[Extracted records]
..............................
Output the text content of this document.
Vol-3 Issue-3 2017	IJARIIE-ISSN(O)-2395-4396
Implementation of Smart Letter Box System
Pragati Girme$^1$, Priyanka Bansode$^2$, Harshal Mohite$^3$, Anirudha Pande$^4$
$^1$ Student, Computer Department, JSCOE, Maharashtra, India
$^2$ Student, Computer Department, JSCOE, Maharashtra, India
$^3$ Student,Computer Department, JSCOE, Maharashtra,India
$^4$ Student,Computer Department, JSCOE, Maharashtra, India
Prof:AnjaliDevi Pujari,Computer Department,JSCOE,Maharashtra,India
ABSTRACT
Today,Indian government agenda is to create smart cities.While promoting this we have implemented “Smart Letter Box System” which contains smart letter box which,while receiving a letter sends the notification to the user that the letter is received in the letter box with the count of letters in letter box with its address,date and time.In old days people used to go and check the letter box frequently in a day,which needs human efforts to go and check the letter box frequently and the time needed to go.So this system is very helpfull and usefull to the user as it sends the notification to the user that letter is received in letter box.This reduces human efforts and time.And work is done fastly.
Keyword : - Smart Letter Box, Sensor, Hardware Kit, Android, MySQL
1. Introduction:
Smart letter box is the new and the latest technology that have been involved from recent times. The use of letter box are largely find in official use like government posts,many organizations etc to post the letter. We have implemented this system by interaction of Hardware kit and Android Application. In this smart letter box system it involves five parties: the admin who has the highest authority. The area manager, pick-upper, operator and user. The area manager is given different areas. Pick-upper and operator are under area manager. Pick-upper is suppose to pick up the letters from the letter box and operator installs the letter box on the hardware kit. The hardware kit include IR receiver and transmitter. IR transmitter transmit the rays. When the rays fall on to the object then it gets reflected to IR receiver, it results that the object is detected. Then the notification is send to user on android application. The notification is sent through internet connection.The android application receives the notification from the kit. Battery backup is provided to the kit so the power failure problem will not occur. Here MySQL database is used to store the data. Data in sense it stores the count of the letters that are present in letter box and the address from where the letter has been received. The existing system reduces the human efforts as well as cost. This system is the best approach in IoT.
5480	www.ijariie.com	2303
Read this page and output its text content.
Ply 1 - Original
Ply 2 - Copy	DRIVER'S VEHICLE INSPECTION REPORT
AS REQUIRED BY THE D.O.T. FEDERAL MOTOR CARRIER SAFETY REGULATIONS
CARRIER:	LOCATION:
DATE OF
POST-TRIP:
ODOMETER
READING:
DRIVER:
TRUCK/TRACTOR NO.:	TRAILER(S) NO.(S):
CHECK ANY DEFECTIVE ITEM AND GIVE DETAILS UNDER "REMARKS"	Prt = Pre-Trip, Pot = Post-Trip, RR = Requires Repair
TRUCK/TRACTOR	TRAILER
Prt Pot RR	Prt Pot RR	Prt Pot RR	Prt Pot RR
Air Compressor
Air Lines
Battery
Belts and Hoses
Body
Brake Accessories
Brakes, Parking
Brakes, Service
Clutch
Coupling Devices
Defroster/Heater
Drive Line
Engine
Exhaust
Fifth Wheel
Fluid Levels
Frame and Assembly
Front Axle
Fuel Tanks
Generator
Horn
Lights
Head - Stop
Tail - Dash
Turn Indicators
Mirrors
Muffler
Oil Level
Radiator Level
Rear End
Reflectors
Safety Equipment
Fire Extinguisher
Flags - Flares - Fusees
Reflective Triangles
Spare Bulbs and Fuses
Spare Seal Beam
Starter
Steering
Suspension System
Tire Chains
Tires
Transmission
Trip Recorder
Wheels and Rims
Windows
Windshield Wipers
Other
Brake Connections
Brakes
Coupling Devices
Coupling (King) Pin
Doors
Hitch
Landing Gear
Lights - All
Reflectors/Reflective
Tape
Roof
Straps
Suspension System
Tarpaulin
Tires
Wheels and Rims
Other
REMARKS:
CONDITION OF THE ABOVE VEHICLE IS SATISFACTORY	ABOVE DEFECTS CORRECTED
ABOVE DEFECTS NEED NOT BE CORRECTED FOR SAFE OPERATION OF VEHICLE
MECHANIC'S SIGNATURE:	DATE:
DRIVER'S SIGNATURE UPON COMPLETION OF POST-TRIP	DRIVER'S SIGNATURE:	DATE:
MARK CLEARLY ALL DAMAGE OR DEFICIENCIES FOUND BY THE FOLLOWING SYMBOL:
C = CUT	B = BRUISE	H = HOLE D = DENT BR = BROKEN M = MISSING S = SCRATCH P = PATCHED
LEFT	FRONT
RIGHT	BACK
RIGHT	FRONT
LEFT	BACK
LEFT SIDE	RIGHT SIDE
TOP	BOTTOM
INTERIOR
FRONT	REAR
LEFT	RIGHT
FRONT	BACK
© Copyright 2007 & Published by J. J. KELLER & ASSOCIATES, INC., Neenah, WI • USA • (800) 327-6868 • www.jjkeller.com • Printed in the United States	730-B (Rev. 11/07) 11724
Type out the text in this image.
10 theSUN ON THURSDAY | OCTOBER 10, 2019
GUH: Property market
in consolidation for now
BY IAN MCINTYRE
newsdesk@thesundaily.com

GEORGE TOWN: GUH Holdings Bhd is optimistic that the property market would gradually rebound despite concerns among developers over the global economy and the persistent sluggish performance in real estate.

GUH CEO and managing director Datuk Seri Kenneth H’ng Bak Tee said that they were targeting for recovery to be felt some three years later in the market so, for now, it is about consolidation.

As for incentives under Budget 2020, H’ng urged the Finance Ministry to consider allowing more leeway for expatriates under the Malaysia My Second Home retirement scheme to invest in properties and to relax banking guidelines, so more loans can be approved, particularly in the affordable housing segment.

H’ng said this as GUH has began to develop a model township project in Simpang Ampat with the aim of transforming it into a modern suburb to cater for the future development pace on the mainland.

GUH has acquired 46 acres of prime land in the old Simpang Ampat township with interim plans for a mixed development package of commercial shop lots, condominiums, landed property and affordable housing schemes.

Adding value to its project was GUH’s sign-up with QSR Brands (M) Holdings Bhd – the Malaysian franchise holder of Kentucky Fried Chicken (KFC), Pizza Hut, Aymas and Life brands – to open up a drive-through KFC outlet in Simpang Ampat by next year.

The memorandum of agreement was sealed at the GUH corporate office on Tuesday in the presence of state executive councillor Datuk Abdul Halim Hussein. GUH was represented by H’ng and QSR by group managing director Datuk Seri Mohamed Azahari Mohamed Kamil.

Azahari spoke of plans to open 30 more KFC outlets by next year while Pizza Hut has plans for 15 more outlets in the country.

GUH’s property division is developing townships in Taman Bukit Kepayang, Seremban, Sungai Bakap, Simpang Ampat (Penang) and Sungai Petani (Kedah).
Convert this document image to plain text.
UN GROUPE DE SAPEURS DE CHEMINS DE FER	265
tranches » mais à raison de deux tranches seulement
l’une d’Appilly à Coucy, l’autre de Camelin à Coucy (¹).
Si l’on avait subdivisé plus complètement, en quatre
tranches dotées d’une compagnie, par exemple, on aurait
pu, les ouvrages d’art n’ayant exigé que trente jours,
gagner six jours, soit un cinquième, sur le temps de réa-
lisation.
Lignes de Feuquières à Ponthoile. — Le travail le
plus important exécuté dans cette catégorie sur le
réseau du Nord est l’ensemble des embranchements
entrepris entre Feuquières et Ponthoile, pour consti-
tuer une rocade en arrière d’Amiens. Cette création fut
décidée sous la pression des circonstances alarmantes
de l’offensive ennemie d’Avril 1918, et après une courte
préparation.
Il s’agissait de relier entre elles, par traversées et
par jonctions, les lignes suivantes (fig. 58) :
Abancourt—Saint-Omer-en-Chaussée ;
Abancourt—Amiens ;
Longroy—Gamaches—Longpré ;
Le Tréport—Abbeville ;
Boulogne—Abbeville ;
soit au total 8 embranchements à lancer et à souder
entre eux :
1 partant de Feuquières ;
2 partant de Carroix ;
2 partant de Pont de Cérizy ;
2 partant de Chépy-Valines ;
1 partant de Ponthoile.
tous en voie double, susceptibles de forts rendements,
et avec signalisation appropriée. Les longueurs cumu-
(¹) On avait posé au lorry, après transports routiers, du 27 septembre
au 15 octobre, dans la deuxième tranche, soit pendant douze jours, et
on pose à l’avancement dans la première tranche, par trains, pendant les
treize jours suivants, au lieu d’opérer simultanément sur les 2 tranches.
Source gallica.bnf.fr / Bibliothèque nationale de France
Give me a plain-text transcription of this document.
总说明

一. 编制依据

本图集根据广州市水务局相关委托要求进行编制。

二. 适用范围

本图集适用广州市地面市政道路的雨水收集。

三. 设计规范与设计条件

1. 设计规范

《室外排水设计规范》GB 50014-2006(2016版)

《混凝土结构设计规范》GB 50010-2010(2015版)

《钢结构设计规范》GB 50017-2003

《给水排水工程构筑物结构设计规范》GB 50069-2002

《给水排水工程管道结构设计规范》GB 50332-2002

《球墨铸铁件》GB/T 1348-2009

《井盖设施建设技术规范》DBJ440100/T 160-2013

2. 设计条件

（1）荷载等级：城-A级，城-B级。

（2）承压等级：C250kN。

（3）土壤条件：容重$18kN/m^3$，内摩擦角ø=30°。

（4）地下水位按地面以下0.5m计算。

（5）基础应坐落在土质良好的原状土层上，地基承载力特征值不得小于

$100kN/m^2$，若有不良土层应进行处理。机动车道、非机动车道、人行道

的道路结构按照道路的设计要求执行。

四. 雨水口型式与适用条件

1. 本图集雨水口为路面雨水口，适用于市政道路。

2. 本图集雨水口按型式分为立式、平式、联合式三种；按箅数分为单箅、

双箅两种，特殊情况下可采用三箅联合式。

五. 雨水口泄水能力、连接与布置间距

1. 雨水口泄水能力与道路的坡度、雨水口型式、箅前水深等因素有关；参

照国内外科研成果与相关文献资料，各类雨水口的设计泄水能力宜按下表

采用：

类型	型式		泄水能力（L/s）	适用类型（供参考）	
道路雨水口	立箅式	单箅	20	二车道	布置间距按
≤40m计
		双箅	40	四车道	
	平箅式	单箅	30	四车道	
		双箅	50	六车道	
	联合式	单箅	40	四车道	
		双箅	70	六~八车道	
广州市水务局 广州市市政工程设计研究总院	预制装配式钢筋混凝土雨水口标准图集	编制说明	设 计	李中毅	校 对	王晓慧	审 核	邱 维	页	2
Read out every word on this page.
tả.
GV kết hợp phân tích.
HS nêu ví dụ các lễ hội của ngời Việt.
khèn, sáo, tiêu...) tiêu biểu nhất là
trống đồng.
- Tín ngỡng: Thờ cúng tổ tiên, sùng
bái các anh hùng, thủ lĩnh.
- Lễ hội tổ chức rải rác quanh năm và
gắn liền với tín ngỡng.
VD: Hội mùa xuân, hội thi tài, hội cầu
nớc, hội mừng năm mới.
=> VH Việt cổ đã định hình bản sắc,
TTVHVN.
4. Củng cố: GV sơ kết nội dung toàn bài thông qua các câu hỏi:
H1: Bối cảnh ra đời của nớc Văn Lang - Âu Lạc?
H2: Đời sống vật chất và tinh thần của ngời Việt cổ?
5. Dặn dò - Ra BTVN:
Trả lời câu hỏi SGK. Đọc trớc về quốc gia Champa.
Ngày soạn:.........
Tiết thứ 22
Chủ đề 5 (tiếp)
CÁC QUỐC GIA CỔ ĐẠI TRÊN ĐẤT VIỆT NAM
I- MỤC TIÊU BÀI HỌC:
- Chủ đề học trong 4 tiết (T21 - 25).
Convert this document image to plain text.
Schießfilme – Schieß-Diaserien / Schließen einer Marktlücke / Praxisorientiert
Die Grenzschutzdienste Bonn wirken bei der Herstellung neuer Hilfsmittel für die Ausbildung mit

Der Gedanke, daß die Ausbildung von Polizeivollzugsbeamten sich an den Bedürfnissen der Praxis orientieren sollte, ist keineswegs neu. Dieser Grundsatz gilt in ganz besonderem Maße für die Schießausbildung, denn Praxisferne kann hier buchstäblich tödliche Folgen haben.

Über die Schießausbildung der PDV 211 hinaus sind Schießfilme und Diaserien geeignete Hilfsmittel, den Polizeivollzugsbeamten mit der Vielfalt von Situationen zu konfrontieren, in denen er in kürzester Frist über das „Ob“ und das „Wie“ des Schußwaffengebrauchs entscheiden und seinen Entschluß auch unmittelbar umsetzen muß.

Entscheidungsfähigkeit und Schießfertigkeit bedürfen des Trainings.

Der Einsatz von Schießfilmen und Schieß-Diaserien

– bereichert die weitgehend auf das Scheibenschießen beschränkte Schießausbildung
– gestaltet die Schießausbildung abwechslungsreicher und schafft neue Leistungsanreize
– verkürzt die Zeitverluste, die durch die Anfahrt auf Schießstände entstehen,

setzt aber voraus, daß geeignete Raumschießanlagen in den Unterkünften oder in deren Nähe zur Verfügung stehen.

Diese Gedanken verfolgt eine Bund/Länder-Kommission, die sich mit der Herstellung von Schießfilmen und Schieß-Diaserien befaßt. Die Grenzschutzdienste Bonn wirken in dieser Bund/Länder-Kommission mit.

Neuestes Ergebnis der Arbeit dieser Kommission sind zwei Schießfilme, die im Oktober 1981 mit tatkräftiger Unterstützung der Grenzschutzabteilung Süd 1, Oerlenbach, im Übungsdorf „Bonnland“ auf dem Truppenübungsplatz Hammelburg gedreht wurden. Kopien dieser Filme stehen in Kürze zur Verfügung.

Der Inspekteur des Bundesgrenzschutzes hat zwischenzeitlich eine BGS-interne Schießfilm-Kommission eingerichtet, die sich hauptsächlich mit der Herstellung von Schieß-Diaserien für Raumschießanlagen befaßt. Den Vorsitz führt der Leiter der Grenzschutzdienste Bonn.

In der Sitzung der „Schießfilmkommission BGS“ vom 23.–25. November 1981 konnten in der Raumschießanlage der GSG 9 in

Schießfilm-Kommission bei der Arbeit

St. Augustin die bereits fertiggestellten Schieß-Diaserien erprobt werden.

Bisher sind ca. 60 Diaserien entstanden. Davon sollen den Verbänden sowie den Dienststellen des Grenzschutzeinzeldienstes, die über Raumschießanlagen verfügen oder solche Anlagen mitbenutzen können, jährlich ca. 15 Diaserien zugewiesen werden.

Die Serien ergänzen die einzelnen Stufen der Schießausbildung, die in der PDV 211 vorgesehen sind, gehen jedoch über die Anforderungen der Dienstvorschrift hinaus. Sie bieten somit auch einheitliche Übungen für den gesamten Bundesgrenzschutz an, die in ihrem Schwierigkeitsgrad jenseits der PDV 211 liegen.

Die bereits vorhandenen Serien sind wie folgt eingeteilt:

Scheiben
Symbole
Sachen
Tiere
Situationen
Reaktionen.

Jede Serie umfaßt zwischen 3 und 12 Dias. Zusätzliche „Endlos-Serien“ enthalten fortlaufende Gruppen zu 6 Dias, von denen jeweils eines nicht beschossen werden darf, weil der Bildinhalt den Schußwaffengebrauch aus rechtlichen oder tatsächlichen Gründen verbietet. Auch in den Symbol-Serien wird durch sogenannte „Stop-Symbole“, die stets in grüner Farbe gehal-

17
..............................
__Your instructions__:
From the data above, gather every line that includes the word "CARRIER".

__Written response__:
AS REQUIRED BY THE D.O.T. FEDERAL MOTOR CARRIER SAFETY REGULATIONS
CARRIER:	LOCATION:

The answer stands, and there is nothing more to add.